Exercise brief ▸ Filter the data for lines with the word "Angle", then copy every line so identified.

- - - -

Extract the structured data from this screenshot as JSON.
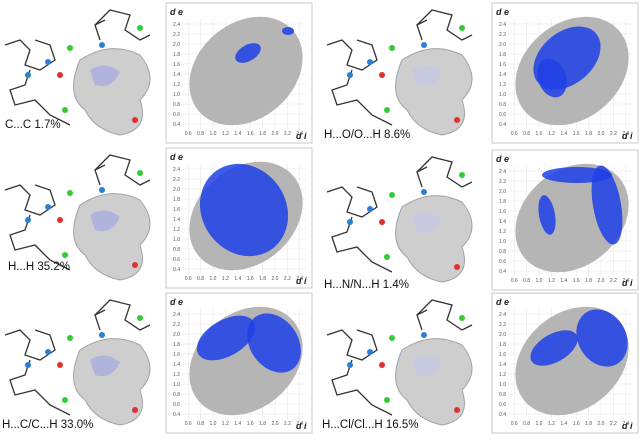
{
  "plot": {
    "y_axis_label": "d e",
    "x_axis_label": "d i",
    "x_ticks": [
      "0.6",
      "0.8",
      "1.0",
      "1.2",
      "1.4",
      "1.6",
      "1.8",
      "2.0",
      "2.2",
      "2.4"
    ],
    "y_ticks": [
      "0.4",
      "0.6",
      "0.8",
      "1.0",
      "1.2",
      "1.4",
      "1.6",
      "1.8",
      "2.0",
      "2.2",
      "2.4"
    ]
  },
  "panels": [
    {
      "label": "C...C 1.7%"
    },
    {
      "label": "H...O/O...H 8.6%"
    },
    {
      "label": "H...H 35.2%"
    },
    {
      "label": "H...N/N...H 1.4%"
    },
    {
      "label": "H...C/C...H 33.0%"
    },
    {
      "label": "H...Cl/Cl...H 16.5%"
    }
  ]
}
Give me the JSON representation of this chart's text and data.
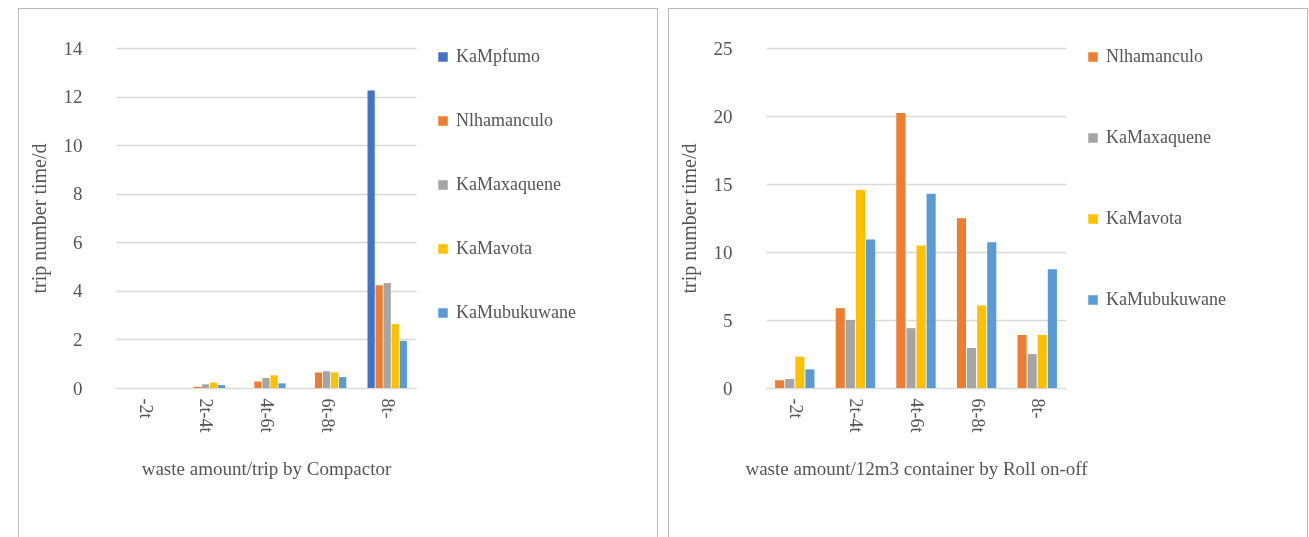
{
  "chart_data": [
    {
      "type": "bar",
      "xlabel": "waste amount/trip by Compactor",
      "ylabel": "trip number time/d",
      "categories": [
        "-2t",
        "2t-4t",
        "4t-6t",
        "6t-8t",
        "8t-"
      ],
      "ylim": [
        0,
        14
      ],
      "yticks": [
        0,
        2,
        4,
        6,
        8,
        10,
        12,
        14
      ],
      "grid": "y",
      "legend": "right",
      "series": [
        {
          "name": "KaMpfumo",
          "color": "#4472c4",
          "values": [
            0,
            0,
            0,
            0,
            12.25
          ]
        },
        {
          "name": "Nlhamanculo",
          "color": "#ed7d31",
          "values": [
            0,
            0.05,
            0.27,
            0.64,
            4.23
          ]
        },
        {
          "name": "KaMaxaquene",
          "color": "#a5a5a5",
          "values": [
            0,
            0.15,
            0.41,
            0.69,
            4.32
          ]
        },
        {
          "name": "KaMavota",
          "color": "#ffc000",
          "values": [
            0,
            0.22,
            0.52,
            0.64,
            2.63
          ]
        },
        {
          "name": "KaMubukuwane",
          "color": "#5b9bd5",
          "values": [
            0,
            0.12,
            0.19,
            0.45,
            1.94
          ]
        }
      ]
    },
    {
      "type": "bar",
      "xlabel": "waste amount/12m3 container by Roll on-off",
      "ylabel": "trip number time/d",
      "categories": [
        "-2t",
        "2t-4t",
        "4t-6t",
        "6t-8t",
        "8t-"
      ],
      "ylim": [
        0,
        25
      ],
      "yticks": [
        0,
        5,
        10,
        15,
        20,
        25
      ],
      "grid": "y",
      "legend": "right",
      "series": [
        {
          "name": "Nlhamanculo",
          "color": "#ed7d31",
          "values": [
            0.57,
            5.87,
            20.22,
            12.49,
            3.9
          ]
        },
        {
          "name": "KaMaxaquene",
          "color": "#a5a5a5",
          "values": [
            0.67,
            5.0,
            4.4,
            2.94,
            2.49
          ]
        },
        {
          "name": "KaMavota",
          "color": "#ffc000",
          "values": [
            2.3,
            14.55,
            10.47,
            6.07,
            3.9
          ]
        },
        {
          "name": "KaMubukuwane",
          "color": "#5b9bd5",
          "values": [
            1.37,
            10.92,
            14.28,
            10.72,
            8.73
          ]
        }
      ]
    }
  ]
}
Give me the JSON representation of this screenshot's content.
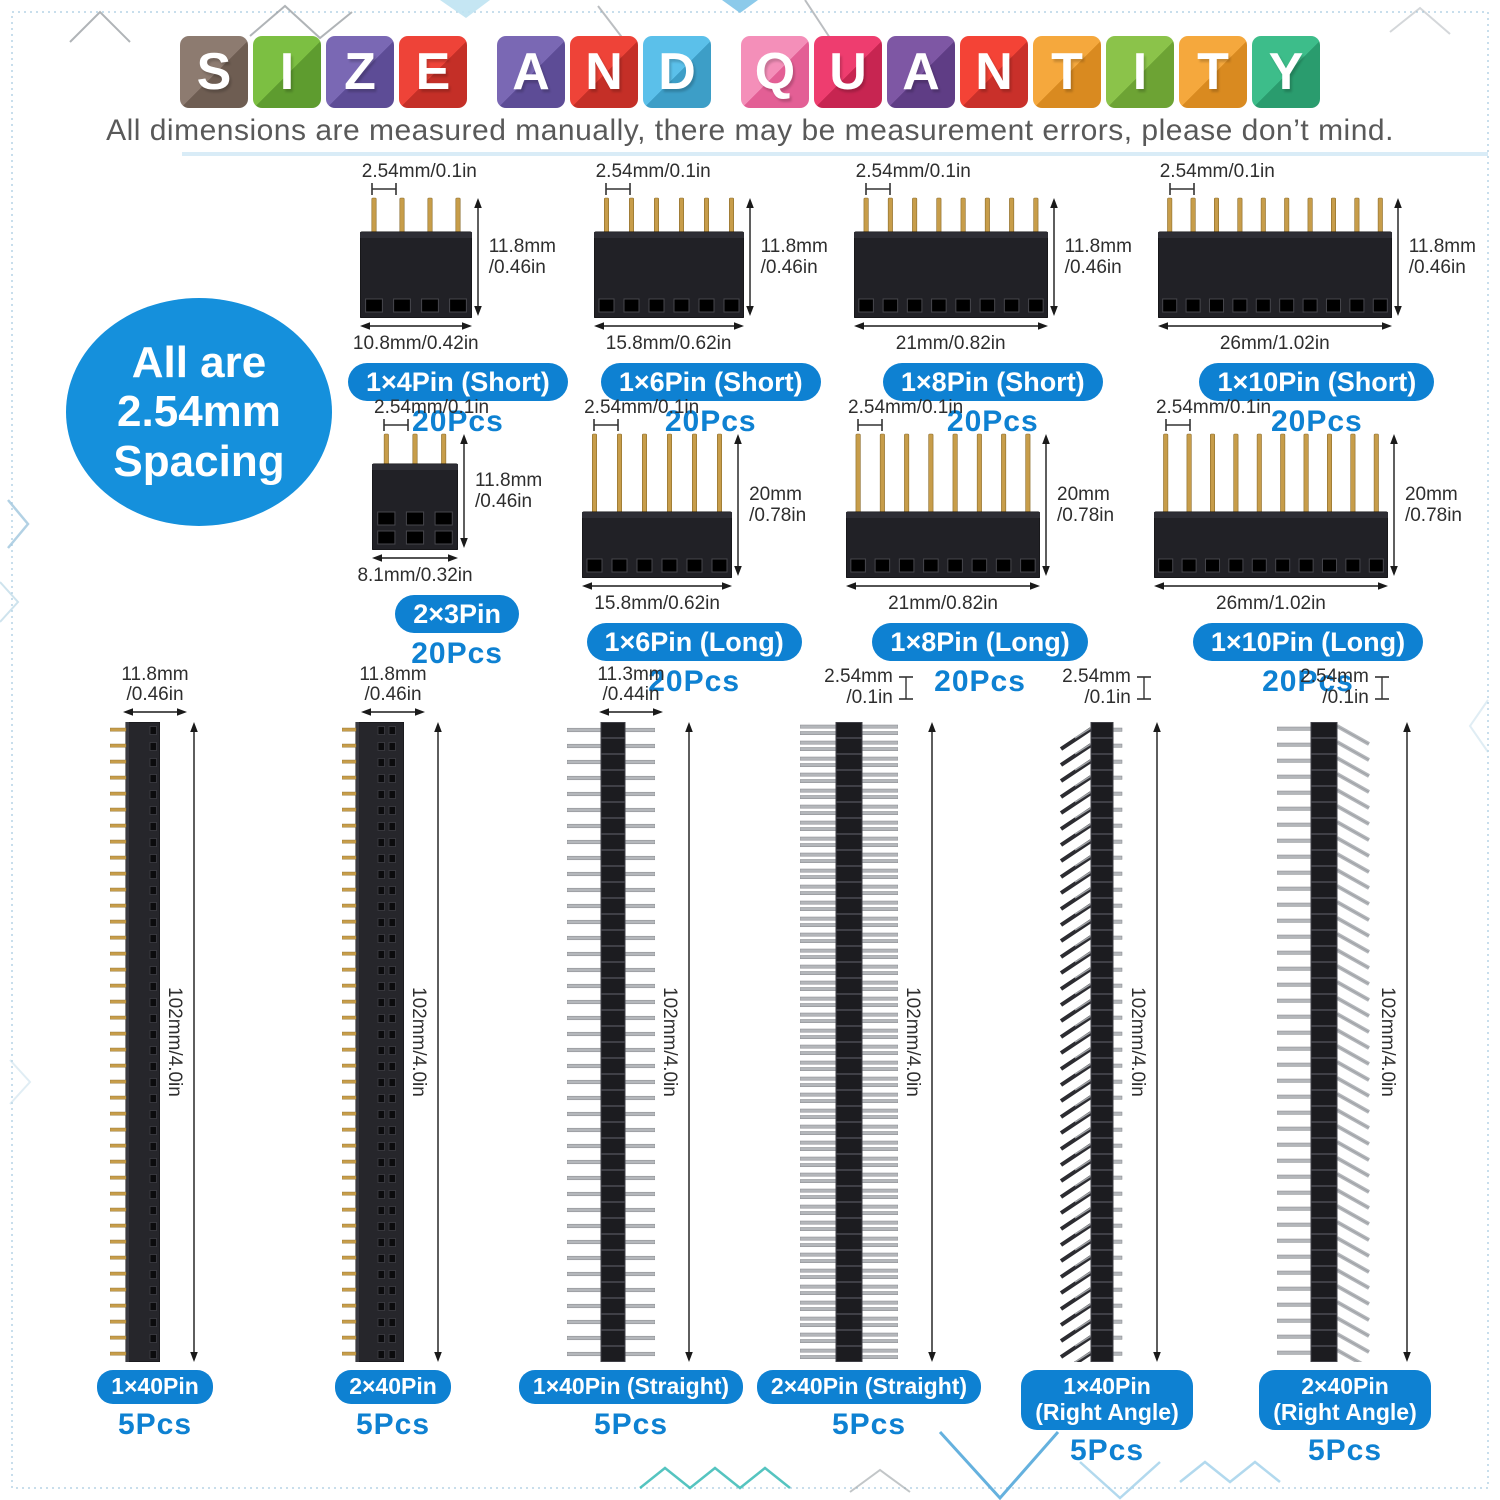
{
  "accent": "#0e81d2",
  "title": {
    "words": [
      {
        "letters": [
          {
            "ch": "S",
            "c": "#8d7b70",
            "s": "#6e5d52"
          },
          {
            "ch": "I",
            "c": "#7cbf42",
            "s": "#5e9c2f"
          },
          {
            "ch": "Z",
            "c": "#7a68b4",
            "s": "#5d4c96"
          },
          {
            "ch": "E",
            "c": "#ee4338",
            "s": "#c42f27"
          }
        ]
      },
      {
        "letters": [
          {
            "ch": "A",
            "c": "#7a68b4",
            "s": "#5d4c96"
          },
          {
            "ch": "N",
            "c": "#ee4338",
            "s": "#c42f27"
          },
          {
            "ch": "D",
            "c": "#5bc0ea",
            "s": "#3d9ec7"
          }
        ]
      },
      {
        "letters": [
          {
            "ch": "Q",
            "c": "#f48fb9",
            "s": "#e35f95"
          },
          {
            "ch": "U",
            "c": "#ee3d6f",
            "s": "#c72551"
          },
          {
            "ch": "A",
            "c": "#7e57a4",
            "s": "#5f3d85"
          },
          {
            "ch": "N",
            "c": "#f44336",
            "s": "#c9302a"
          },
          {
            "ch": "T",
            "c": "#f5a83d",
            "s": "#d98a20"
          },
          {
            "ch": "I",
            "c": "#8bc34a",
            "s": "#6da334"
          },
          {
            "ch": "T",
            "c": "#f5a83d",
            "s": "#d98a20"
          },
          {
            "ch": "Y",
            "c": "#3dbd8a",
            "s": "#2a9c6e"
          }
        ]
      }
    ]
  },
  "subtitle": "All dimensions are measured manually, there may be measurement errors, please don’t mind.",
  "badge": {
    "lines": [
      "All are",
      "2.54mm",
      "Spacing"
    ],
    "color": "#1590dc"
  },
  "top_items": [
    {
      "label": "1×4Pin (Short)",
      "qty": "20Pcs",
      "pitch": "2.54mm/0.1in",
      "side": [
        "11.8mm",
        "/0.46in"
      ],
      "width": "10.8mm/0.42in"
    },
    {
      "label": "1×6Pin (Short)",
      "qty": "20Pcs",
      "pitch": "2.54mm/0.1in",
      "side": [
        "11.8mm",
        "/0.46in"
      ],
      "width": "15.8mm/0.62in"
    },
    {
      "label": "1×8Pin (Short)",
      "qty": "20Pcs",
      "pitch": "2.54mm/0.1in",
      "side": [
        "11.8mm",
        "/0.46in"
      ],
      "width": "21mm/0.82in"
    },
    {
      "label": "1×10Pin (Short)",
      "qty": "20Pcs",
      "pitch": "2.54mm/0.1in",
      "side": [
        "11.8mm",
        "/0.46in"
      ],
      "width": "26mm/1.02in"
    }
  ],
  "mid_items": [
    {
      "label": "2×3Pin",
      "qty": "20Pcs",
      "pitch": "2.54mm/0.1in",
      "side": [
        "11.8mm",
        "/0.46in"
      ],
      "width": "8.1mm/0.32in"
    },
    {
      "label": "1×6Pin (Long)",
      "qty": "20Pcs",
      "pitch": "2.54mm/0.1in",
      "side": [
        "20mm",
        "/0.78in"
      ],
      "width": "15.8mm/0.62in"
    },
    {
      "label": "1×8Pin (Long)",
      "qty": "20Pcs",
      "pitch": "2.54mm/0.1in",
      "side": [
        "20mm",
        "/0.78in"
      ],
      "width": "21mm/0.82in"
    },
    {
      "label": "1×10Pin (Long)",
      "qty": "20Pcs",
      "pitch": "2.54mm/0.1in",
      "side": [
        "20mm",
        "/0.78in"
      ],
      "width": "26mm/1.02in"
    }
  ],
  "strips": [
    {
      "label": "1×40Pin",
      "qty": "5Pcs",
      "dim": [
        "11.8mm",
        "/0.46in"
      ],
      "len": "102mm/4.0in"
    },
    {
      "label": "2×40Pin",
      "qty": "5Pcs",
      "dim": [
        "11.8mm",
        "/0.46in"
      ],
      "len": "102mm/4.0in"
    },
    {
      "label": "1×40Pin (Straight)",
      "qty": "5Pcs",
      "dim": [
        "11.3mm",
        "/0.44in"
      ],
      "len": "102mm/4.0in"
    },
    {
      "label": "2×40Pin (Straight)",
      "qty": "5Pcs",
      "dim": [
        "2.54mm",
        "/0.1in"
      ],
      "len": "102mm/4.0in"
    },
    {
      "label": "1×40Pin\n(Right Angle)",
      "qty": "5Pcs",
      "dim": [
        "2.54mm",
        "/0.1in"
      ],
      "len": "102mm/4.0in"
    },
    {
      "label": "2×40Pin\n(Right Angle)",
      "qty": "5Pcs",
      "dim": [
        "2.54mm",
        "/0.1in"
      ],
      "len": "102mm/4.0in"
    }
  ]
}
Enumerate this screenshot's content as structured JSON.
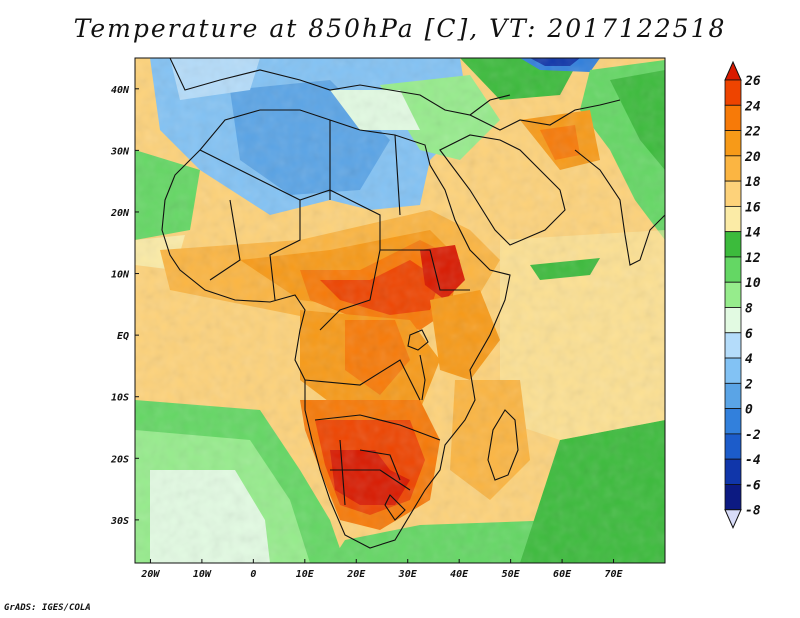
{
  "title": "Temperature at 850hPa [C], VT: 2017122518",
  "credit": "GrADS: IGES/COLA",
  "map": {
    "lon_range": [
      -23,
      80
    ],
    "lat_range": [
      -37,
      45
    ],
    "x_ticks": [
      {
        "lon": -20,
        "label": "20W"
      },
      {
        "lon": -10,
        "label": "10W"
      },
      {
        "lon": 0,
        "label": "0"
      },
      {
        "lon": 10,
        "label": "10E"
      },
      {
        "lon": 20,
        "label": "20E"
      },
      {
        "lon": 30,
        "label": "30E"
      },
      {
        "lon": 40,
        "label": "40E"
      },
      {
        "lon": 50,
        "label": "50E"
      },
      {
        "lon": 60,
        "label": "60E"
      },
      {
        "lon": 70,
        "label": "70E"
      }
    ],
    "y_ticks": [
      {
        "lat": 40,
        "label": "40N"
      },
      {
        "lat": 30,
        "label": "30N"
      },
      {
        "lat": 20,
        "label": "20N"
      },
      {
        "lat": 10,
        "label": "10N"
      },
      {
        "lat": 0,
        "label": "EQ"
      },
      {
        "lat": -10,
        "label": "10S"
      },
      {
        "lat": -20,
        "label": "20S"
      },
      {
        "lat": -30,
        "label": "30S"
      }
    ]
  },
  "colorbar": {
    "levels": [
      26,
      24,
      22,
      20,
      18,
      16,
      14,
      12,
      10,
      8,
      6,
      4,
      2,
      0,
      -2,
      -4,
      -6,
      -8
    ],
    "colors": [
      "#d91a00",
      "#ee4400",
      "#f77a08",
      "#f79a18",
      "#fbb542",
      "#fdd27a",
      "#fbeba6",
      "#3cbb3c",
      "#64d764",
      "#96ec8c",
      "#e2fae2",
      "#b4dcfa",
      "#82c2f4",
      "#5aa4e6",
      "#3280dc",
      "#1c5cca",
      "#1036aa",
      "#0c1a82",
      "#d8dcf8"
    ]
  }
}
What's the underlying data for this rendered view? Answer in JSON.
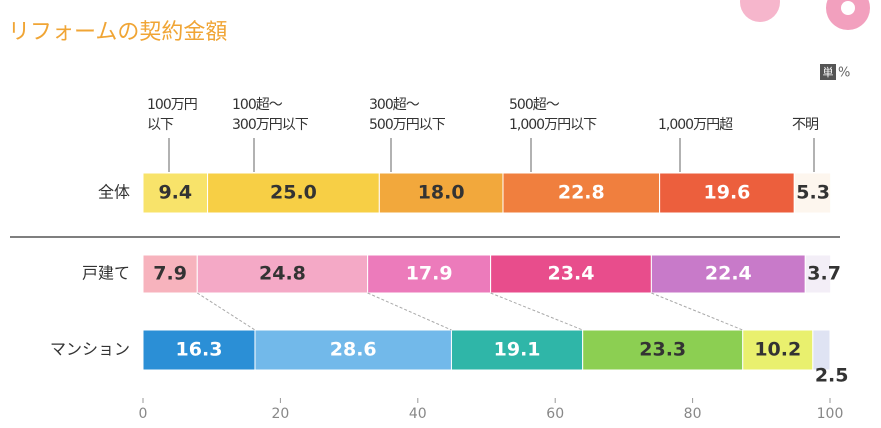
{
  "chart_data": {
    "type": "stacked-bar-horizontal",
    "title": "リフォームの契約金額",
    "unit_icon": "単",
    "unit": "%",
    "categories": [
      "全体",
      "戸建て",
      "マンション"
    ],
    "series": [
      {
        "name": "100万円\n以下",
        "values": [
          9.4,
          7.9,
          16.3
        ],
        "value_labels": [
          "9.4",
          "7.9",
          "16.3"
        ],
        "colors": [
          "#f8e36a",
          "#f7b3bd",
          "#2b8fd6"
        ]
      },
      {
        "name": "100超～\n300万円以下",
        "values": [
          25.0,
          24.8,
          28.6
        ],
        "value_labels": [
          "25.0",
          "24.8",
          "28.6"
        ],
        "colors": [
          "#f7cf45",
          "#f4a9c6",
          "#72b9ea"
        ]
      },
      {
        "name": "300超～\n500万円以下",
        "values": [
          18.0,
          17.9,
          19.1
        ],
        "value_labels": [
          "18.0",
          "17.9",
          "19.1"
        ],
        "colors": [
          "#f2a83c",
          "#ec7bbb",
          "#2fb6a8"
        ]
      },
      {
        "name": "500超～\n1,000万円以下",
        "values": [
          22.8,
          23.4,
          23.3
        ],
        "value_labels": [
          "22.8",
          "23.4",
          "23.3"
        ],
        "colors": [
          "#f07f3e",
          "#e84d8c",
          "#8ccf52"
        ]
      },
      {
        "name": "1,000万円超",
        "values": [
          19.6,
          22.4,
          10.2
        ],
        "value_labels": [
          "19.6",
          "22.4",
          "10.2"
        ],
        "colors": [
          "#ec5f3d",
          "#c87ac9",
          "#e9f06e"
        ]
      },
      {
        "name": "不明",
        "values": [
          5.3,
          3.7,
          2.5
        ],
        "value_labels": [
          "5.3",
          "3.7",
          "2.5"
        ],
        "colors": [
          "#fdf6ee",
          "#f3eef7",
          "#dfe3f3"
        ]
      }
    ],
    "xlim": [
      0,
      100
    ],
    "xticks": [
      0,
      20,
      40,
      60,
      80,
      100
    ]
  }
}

- - - -

Full solution ▸
      "label": "1×40Pin\n(Right Angle)",
      "label": "2×40Pin\n(Right Angle)",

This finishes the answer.